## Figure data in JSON
** start **
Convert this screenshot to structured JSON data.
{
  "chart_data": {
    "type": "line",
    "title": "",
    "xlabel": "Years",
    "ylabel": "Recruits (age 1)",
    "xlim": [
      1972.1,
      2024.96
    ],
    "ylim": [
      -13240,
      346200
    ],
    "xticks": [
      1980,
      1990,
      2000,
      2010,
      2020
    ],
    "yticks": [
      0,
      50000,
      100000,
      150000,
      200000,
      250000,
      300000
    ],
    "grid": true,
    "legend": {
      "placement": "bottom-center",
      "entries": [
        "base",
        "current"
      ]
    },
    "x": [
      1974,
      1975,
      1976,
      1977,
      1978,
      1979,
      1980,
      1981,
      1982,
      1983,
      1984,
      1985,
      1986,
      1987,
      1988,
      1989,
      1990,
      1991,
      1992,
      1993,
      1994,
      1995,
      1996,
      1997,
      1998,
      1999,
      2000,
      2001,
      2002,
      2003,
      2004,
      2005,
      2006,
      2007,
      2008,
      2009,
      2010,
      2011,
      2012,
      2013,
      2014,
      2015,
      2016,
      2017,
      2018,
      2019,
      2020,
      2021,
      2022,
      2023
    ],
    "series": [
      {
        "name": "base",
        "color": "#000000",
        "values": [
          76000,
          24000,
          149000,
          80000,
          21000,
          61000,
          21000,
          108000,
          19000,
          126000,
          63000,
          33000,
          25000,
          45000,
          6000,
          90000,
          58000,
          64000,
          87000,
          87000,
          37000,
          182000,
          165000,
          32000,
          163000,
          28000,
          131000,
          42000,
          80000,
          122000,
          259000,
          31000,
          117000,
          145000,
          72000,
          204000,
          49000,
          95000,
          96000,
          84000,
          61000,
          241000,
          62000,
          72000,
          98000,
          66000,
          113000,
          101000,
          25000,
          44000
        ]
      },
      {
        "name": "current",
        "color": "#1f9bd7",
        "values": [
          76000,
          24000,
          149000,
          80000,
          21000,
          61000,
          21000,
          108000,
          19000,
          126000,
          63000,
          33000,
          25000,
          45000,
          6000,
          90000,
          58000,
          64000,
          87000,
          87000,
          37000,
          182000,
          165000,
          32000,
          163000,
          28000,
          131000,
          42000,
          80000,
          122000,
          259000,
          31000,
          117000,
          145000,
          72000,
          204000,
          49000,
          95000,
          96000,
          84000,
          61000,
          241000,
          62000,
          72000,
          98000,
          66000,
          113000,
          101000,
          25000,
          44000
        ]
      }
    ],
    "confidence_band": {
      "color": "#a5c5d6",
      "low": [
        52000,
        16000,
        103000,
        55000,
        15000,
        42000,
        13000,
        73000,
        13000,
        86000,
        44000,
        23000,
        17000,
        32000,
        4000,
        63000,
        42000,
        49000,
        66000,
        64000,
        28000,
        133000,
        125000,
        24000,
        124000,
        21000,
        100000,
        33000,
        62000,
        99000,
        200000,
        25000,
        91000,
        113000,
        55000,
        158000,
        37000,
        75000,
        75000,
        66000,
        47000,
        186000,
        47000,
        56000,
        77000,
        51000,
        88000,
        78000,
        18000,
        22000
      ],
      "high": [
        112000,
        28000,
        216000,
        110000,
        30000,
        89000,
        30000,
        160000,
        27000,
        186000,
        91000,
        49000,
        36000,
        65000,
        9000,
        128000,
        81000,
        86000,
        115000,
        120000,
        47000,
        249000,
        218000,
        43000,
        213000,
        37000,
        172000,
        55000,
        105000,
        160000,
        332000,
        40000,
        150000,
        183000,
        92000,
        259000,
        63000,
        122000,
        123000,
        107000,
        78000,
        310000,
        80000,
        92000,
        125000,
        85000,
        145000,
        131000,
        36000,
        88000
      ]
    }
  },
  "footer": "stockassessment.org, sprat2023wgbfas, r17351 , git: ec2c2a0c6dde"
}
** end **
Every line in the data that holds "color" should be copied out.

        "color": "#000000",
        "color": "#1f9bd7",
      "color": "#a5c5d6",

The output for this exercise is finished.